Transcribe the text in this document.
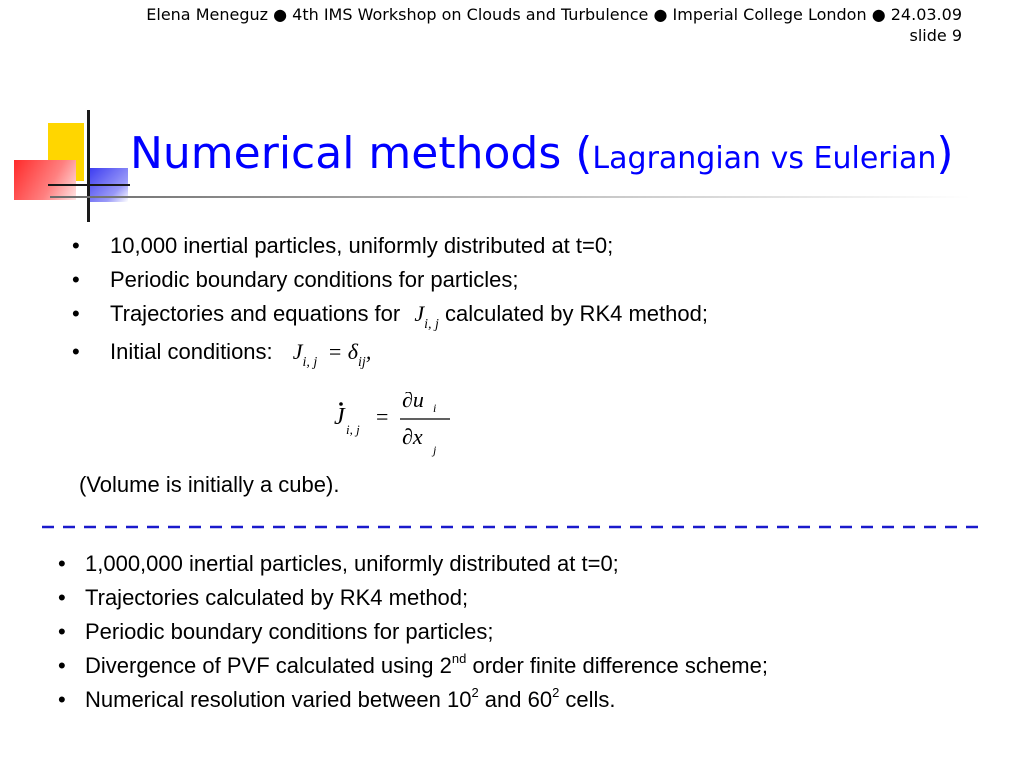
Elena Meneguz ● 4th IMS Workshop on Clouds and Turbulence ● Imperial College London ● 24.03.09
slide 9
Numerical methods (Lagrangian vs Eulerian)
• 10,000 inertial particles, uniformly distributed at t=0;
• Periodic boundary conditions for particles;
• Trajectories and equations for $J_{i, j}$ calculated by RK4 method;
• Initial conditions: $J_{i, j} = \delta_{ij}$,
J i, j
=
∂u i
∂x
j
(Volume is initially a cube).
• 1,000,000 inertial particles, uniformly distributed at t=0;
• Trajectories calculated by RK4 method;
• Periodic boundary conditions for particles;
• Divergence of PVF calculated using 2nd order finite difference scheme;
• Numerical resolution varied between $10^2$ and $60^2$ cells.
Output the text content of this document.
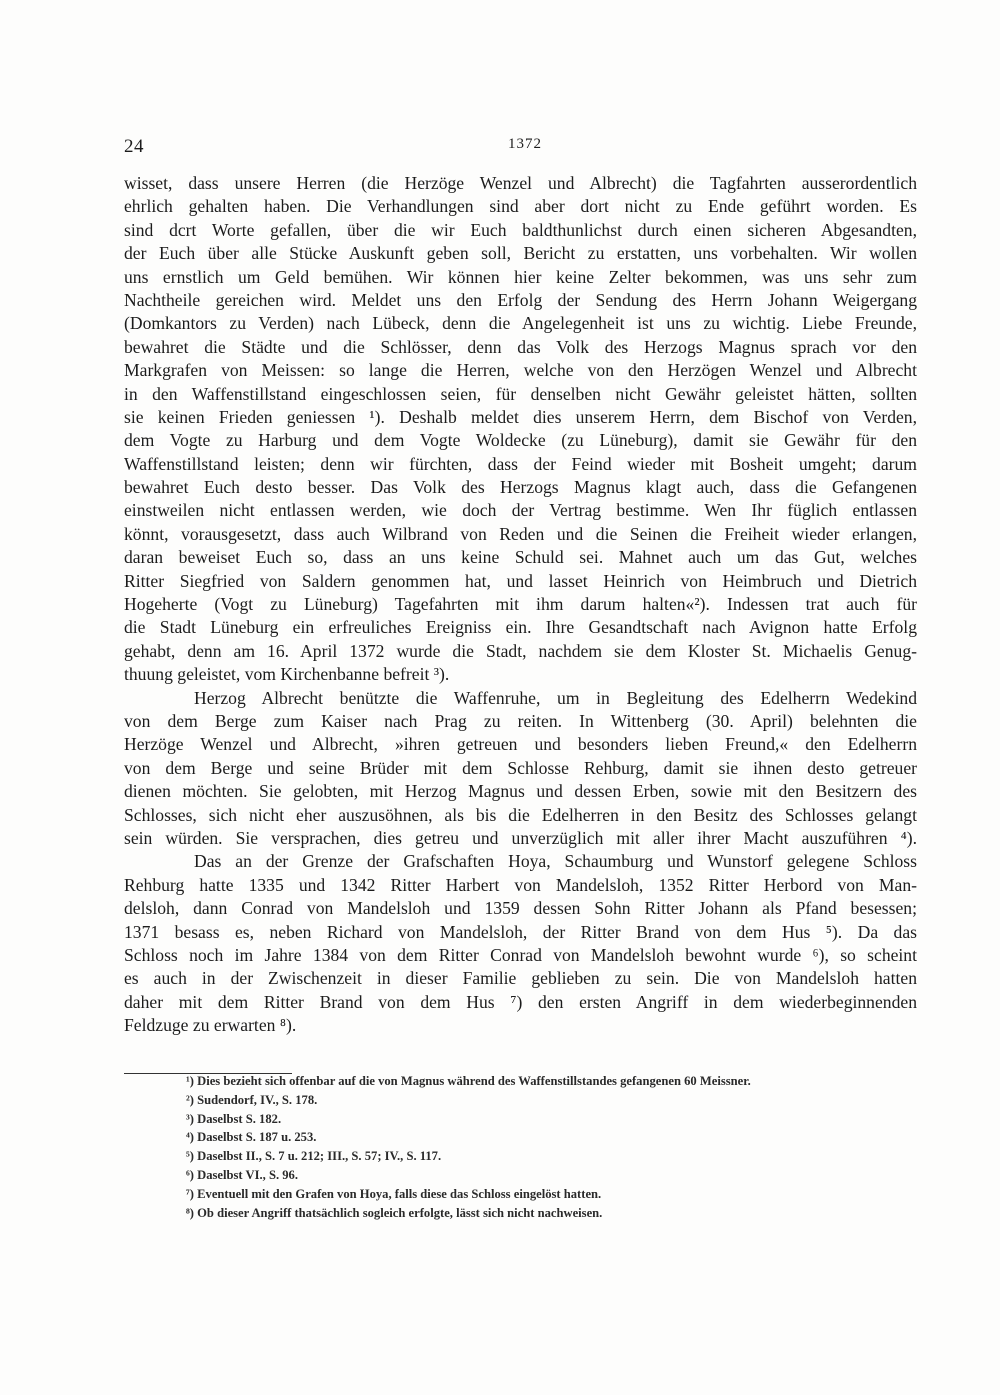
24	1372
wisset, dass unsere Herren (die Herzöge Wenzel und Albrecht) die Tagfahrten ausserordentlich
ehrlich gehalten haben. Die Verhandlungen sind aber dort nicht zu Ende geführt worden. Es
sind dcrt Worte gefallen, über die wir Euch baldthunlichst durch einen sicheren Abgesandten,
der Euch über alle Stücke Auskunft geben soll, Bericht zu erstatten, uns vorbehalten. Wir wollen
uns ernstlich um Geld bemühen. Wir können hier keine Zelter bekommen, was uns sehr zum
Nachtheile gereichen wird. Meldet uns den Erfolg der Sendung des Herrn Johann Weigergang
(Domkantors zu Verden) nach Lübeck, denn die Angelegenheit ist uns zu wichtig. Liebe Freunde,
bewahret die Städte und die Schlösser, denn das Volk des Herzogs Magnus sprach vor den
Markgrafen von Meissen: so lange die Herren, welche von den Herzögen Wenzel und Albrecht
in den Waffenstillstand eingeschlossen seien, für denselben nicht Gewähr geleistet hätten, sollten
sie keinen Frieden geniessen ¹). Deshalb meldet dies unserem Herrn, dem Bischof von Verden,
dem Vogte zu Harburg und dem Vogte Woldecke (zu Lüneburg), damit sie Gewähr für den
Waffenstillstand leisten; denn wir fürchten, dass der Feind wieder mit Bosheit umgeht; darum
bewahret Euch desto besser. Das Volk des Herzogs Magnus klagt auch, dass die Gefangenen
einstweilen nicht entlassen werden, wie doch der Vertrag bestimme. Wen Ihr füglich entlassen
könnt, vorausgesetzt, dass auch Wilbrand von Reden und die Seinen die Freiheit wieder erlangen,
daran beweiset Euch so, dass an uns keine Schuld sei. Mahnet auch um das Gut, welches
Ritter Siegfried von Saldern genommen hat, und lasset Heinrich von Heimbruch und Dietrich
Hogeherte (Vogt zu Lüneburg) Tagefahrten mit ihm darum halten«²). Indessen trat auch für
die Stadt Lüneburg ein erfreuliches Ereigniss ein. Ihre Gesandtschaft nach Avignon hatte Erfolg
gehabt, denn am 16. April 1372 wurde die Stadt, nachdem sie dem Kloster St. Michaelis Genug-
thuung geleistet, vom Kirchenbanne befreit ³).
Herzog Albrecht benützte die Waffenruhe, um in Begleitung des Edelherrn Wedekind
von dem Berge zum Kaiser nach Prag zu reiten. In Wittenberg (30. April) belehnten die
Herzöge Wenzel und Albrecht, »ihren getreuen und besonders lieben Freund,« den Edelherrn
von dem Berge und seine Brüder mit dem Schlosse Rehburg, damit sie ihnen desto getreuer
dienen möchten. Sie gelobten, mit Herzog Magnus und dessen Erben, sowie mit den Besitzern des
Schlosses, sich nicht eher auszusöhnen, als bis die Edelherren in den Besitz des Schlosses gelangt
sein würden. Sie versprachen, dies getreu und unverzüglich mit aller ihrer Macht auszuführen ⁴).
Das an der Grenze der Grafschaften Hoya, Schaumburg und Wunstorf gelegene Schloss
Rehburg hatte 1335 und 1342 Ritter Harbert von Mandelsloh, 1352 Ritter Herbord von Man-
delsloh, dann Conrad von Mandelsloh und 1359 dessen Sohn Ritter Johann als Pfand besessen;
1371 besass es, neben Richard von Mandelsloh, der Ritter Brand von dem Hus ⁵). Da das
Schloss noch im Jahre 1384 von dem Ritter Conrad von Mandelsloh bewohnt wurde ⁶), so scheint
es auch in der Zwischenzeit in dieser Familie geblieben zu sein. Die von Mandelsloh hatten
daher mit dem Ritter Brand von dem Hus ⁷) den ersten Angriff in dem wiederbeginnenden
Feldzuge zu erwarten ⁸).
¹) Dies bezieht sich offenbar auf die von Magnus während des Waffenstillstandes gefangenen 60 Meissner.
²) Sudendorf, IV., S. 178.
³) Daselbst S. 182.
⁴) Daselbst S. 187 u. 253.
⁵) Daselbst II., S. 7 u. 212; III., S. 57; IV., S. 117.
⁶) Daselbst VI., S. 96.
⁷) Eventuell mit den Grafen von Hoya, falls diese das Schloss eingelöst hatten.
⁸) Ob dieser Angriff thatsächlich sogleich erfolgte, lässt sich nicht nachweisen.
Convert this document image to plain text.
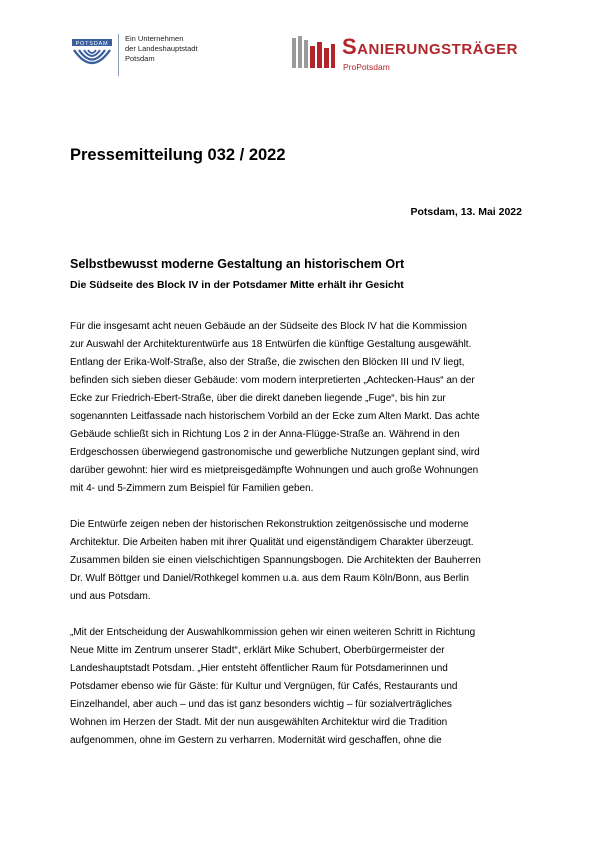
POTSDAM
Ein Unternehmen
der Landeshauptstadt
Potsdam	Sanierungsträger
ProPotsdam
Pressemitteilung 032 / 2022
Potsdam, 13. Mai 2022
Selbstbewusst moderne Gestaltung an historischem Ort
Die Südseite des Block IV in der Potsdamer Mitte erhält ihr Gesicht

Für die insgesamt acht neuen Gebäude an der Südseite des Block IV hat die Kommission
zur Auswahl der Architekturentwürfe aus 18 Entwürfen die künftige Gestaltung ausgewählt.
Entlang der Erika-Wolf-Straße, also der Straße, die zwischen den Blöcken III und IV liegt,
befinden sich sieben dieser Gebäude: vom modern interpretierten „Achtecken-Haus“ an der
Ecke zur Friedrich-Ebert-Straße, über die direkt daneben liegende „Fuge“, bis hin zur
sogenannten Leitfassade nach historischem Vorbild an der Ecke zum Alten Markt. Das achte
Gebäude schließt sich in Richtung Los 2 in der Anna-Flügge-Straße an. Während in den
Erdgeschossen überwiegend gastronomische und gewerbliche Nutzungen geplant sind, wird
darüber gewohnt: hier wird es mietpreisgedämpfte Wohnungen und auch große Wohnungen
mit 4- und 5-Zimmern zum Beispiel für Familien geben.

Die Entwürfe zeigen neben der historischen Rekonstruktion zeitgenössische und moderne
Architektur. Die Arbeiten haben mit ihrer Qualität und eigenständigem Charakter überzeugt.
Zusammen bilden sie einen vielschichtigen Spannungsbogen. Die Architekten der Bauherren
Dr. Wulf Böttger und Daniel/Rothkegel kommen u.a. aus dem Raum Köln/Bonn, aus Berlin
und aus Potsdam.

„Mit der Entscheidung der Auswahlkommission gehen wir einen weiteren Schritt in Richtung
Neue Mitte im Zentrum unserer Stadt“, erklärt Mike Schubert, Oberbürgermeister der
Landeshauptstadt Potsdam. „Hier entsteht öffentlicher Raum für Potsdamerinnen und
Potsdamer ebenso wie für Gäste: für Kultur und Vergnügen, für Cafés, Restaurants und
Einzelhandel, aber auch – und das ist ganz besonders wichtig – für sozialverträgliches
Wohnen im Herzen der Stadt. Mit der nun ausgewählten Architektur wird die Tradition
aufgenommen, ohne im Gestern zu verharren. Modernität wird geschaffen, ohne die
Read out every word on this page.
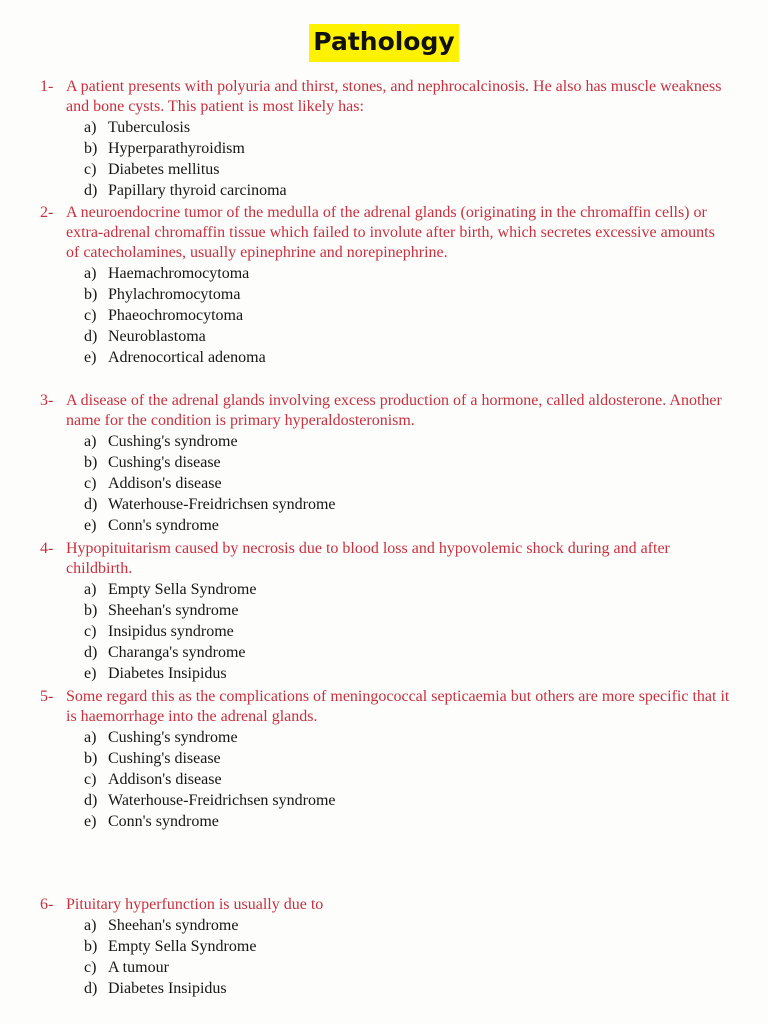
Pathology
1- A patient presents with polyuria and thirst, stones, and nephrocalcinosis. He also has muscle weakness and bone cysts. This patient is most likely has:
a) Tuberculosis
b) Hyperparathyroidism
c) Diabetes mellitus
d) Papillary thyroid carcinoma
2- A neuroendocrine tumor of the medulla of the adrenal glands (originating in the chromaffin cells) or extra-adrenal chromaffin tissue which failed to involute after birth, which secretes excessive amounts of catecholamines, usually epinephrine and norepinephrine.
a) Haemachromocytoma
b) Phylachromocytoma
c) Phaeochromocytoma
d) Neuroblastoma
e) Adrenocortical adenoma
3- A disease of the adrenal glands involving excess production of a hormone, called aldosterone. Another name for the condition is primary hyperaldosteronism.
a) Cushing's syndrome
b) Cushing's disease
c) Addison's disease
d) Waterhouse-Freidrichsen syndrome
e) Conn's syndrome
4- Hypopituitarism caused by necrosis due to blood loss and hypovolemic shock during and after childbirth.
a) Empty Sella Syndrome
b) Sheehan's syndrome
c) Insipidus syndrome
d) Charanga's syndrome
e) Diabetes Insipidus
5- Some regard this as the complications of meningococcal septicaemia but others are more specific that it is haemorrhage into the adrenal glands.
a) Cushing's syndrome
b) Cushing's disease
c) Addison's disease
d) Waterhouse-Freidrichsen syndrome
e) Conn's syndrome
6- Pituitary hyperfunction is usually due to
a) Sheehan's syndrome
b) Empty Sella Syndrome
c) A tumour
d) Diabetes Insipidus
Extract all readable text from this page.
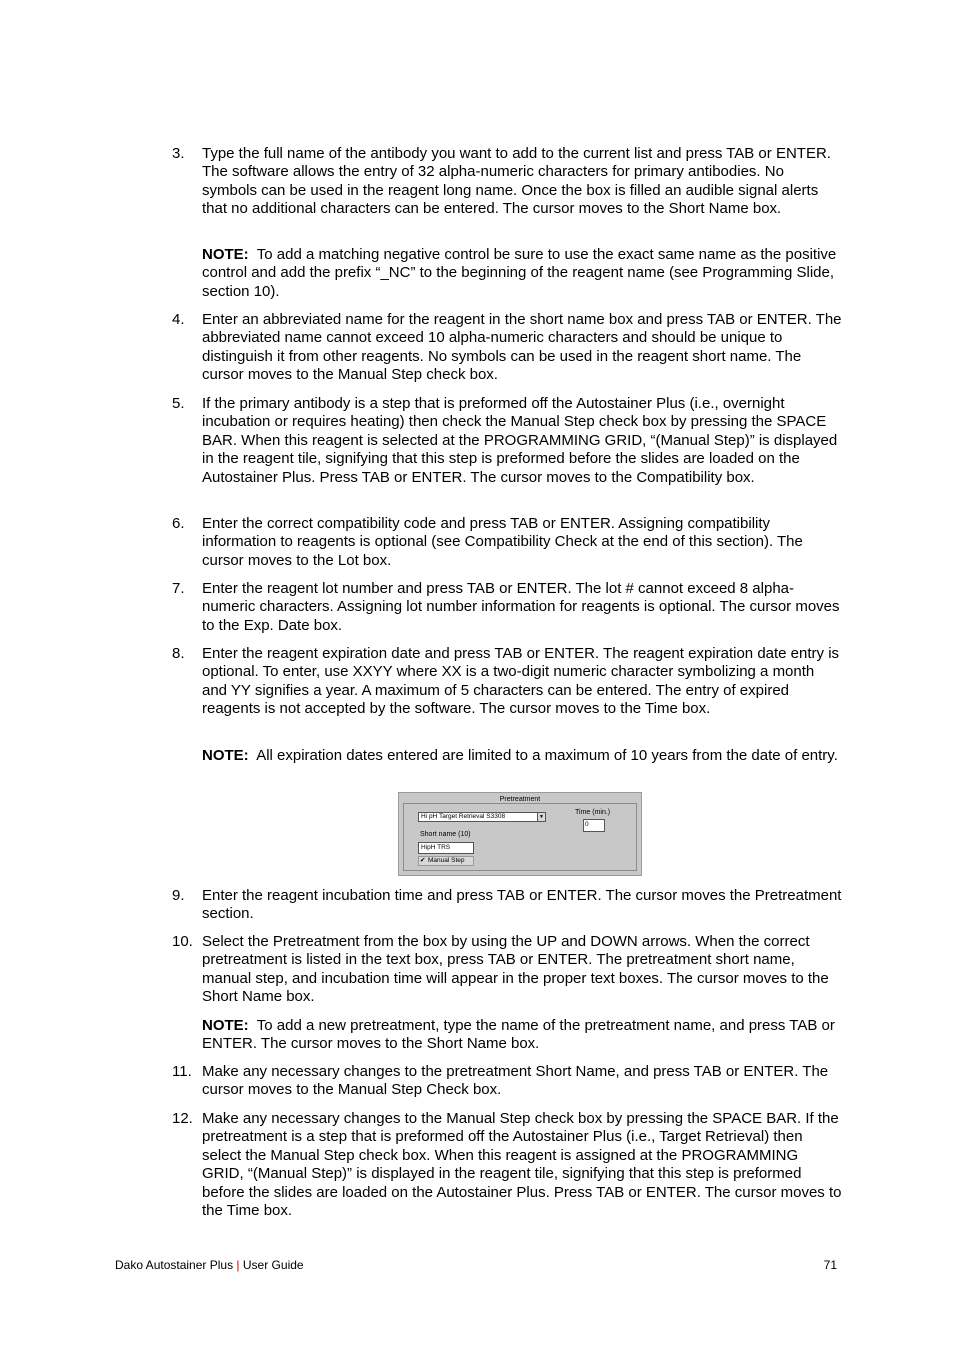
3.	Type the full name of the antibody you want to add to the current list and press TAB or ENTER. The software allows the entry of 32 alpha-numeric characters for primary antibodies. No symbols can be used in the reagent long name. Once the box is filled an audible signal alerts that no additional characters can be entered. The cursor moves to the Short Name box.
NOTE: To add a matching negative control be sure to use the exact same name as the positive control and add the prefix “_NC” to the beginning of the reagent name (see Programming Slide, section 10).
4.	Enter an abbreviated name for the reagent in the short name box and press TAB or ENTER. The abbreviated name cannot exceed 10 alpha-numeric characters and should be unique to distinguish it from other reagents. No symbols can be used in the reagent short name. The cursor moves to the Manual Step check box.
5.	If the primary antibody is a step that is preformed off the Autostainer Plus (i.e., overnight incubation or requires heating) then check the Manual Step check box by pressing the SPACE BAR. When this reagent is selected at the PROGRAMMING GRID, “(Manual Step)” is displayed in the reagent tile, signifying that this step is preformed before the slides are loaded on the Autostainer Plus. Press TAB or ENTER. The cursor moves to the Compatibility box.
6.	Enter the correct compatibility code and press TAB or ENTER. Assigning compatibility information to reagents is optional (see Compatibility Check at the end of this section). The cursor moves to the Lot box.
7.	Enter the reagent lot number and press TAB or ENTER. The lot # cannot exceed 8 alpha-numeric characters. Assigning lot number information for reagents is optional. The cursor moves to the Exp. Date box.
8.	Enter the reagent expiration date and press TAB or ENTER. The reagent expiration date entry is optional. To enter, use XXYY where XX is a two-digit numeric character symbolizing a month and YY signifies a year. A maximum of 5 characters can be entered. The entry of expired reagents is not accepted by the software. The cursor moves to the Time box.
NOTE: All expiration dates entered are limited to a maximum of 10 years from the date of entry.
Pretreatment
Hi pH Target Retrieval S3308	▼
Time (min.)
0
Short name (10)
HipH TRS
✔ Manual Step
9.	Enter the reagent incubation time and press TAB or ENTER. The cursor moves the Pretreatment section.
10. Select the Pretreatment from the box by using the UP and DOWN arrows. When the correct pretreatment is listed in the text box, press TAB or ENTER. The pretreatment short name, manual step, and incubation time will appear in the proper text boxes. The cursor moves to the Short Name box.
NOTE: To add a new pretreatment, type the name of the pretreatment name, and press TAB or ENTER. The cursor moves to the Short Name box.
11. Make any necessary changes to the pretreatment Short Name, and press TAB or ENTER. The cursor moves to the Manual Step Check box.
12. Make any necessary changes to the Manual Step check box by pressing the SPACE BAR. If the pretreatment is a step that is preformed off the Autostainer Plus (i.e., Target Retrieval) then select the Manual Step check box. When this reagent is assigned at the PROGRAMMING GRID, “(Manual Step)” is displayed in the reagent tile, signifying that this step is preformed before the slides are loaded on the Autostainer Plus. Press TAB or ENTER. The cursor moves to the Time box.
Dako Autostainer Plus | User Guide	71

THE TASK:
Select every line in the material above where the string "wichtig" occurs, and copy it.

ANSWER TO THIS TASK:
(Domkantors zu Verden) nach Lübeck, denn die Angelegenheit ist uns zu wichtig. Liebe Freunde,
Einzelhandel, aber auch – und das ist ganz besonders wichtig – für sozialverträgliches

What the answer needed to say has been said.